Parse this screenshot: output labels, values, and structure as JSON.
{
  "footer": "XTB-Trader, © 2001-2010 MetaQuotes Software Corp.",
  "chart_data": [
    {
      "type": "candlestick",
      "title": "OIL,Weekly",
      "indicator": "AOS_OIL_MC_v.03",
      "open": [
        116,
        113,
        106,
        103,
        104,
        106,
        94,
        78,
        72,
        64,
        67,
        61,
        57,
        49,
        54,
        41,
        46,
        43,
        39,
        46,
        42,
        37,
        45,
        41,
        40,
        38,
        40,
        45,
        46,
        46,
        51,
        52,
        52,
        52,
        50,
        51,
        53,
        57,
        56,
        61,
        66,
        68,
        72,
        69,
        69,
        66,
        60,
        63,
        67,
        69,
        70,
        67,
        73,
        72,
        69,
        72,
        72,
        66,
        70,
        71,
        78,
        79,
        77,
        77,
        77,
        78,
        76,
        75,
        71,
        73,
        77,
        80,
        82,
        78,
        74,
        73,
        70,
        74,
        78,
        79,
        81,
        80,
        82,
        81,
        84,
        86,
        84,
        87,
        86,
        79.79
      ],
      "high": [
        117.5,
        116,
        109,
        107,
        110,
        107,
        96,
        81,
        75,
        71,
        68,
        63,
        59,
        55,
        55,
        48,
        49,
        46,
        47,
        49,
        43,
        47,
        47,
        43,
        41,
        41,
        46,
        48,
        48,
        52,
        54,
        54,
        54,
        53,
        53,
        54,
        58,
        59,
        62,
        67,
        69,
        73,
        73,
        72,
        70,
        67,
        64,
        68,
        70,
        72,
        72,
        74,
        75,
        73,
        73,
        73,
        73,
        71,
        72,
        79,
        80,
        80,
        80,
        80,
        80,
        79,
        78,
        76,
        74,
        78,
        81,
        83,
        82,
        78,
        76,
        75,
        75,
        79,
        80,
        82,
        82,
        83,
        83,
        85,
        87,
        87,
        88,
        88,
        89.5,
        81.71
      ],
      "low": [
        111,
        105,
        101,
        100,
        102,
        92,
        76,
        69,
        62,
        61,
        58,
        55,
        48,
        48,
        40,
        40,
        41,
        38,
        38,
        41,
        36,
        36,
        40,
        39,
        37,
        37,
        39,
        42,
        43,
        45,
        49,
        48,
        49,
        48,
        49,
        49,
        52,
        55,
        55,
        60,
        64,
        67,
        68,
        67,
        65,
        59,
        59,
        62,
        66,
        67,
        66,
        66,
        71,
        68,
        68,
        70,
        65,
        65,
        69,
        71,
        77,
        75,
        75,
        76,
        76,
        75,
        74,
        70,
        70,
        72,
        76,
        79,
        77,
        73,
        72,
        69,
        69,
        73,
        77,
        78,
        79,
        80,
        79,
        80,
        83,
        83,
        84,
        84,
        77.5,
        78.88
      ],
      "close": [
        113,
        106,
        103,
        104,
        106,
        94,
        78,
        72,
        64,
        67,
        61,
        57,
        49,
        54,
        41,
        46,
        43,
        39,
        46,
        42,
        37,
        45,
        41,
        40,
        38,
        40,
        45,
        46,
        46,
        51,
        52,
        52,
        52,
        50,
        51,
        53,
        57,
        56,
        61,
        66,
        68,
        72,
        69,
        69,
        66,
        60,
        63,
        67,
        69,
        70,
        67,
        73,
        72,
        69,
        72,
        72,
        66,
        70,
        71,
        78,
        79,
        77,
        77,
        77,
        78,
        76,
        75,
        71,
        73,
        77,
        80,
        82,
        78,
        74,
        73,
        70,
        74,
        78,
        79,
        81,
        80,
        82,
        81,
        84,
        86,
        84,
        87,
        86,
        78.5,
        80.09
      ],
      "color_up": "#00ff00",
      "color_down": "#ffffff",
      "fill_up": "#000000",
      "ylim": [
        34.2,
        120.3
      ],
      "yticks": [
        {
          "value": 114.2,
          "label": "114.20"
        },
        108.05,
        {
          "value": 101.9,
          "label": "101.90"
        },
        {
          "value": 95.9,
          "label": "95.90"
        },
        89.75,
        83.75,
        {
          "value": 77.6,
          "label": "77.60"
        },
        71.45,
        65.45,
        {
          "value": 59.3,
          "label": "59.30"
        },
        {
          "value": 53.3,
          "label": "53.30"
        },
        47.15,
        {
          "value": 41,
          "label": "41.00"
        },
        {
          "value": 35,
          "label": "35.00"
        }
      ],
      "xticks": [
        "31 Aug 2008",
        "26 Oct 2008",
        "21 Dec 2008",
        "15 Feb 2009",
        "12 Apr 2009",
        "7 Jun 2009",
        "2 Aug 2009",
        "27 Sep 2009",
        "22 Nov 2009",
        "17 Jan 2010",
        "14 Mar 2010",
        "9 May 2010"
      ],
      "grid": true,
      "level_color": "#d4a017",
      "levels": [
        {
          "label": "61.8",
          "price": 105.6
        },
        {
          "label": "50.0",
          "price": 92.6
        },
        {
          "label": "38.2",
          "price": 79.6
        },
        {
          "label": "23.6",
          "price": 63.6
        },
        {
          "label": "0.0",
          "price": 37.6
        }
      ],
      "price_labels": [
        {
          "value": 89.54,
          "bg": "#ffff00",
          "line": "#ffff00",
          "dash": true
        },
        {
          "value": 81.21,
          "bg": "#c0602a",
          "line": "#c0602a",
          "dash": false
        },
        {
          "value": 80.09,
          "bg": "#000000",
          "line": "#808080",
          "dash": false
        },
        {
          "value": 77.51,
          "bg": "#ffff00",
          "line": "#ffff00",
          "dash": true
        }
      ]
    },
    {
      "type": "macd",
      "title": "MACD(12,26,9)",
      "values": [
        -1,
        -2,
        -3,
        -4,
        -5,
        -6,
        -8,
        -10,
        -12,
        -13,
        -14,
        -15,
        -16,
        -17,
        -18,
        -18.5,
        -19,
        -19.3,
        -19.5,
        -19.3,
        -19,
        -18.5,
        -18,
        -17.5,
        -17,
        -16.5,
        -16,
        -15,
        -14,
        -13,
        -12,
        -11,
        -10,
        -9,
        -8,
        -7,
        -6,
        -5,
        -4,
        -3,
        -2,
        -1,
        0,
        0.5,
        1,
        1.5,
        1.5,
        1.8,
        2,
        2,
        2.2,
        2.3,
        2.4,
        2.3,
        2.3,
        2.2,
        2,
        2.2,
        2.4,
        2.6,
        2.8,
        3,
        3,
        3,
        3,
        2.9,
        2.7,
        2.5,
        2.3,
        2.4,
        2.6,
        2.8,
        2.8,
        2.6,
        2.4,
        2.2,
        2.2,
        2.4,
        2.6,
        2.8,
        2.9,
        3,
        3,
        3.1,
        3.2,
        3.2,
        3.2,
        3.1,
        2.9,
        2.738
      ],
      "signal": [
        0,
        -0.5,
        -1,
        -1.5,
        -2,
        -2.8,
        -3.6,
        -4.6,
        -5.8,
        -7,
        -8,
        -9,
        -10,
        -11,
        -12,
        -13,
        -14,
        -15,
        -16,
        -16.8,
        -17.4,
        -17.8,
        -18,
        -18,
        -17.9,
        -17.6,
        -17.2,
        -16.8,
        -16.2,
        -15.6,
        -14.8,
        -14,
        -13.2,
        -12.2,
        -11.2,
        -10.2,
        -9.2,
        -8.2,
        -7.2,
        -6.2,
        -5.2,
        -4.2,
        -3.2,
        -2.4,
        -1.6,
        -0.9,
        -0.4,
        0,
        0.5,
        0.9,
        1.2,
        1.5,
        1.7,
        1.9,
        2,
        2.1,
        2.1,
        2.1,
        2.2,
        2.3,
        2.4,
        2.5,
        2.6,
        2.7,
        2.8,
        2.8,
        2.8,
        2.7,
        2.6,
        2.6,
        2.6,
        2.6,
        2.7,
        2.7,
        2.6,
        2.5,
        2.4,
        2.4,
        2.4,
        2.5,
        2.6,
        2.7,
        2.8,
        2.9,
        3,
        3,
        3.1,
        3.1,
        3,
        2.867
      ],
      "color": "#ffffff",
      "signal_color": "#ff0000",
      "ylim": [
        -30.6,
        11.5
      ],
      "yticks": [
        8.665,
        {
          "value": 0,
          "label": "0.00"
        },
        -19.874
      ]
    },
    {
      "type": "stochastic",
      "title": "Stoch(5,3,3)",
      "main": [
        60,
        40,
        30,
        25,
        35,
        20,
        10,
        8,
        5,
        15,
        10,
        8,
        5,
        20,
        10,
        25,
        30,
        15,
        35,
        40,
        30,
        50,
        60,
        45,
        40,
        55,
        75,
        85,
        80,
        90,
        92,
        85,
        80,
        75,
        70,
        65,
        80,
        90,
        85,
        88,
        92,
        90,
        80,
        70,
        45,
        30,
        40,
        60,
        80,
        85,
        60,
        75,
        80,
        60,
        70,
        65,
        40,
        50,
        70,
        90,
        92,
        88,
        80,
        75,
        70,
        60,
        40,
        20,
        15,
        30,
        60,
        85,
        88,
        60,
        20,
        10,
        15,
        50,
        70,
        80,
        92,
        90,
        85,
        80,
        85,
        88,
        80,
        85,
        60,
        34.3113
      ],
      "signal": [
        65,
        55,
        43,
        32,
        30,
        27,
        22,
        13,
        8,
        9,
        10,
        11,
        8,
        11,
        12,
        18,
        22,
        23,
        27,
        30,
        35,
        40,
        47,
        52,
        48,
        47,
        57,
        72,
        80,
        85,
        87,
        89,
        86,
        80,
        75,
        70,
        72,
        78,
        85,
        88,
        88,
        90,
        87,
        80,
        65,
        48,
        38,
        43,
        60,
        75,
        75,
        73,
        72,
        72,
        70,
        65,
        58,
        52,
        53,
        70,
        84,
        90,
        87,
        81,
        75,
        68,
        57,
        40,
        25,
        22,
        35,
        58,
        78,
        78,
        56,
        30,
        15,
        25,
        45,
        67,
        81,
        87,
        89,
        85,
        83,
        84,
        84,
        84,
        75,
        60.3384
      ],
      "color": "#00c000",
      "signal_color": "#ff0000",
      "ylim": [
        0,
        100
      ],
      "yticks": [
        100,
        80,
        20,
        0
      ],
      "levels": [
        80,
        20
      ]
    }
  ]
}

===============

Work out the count of lines containing the word "title", then write only that count.

3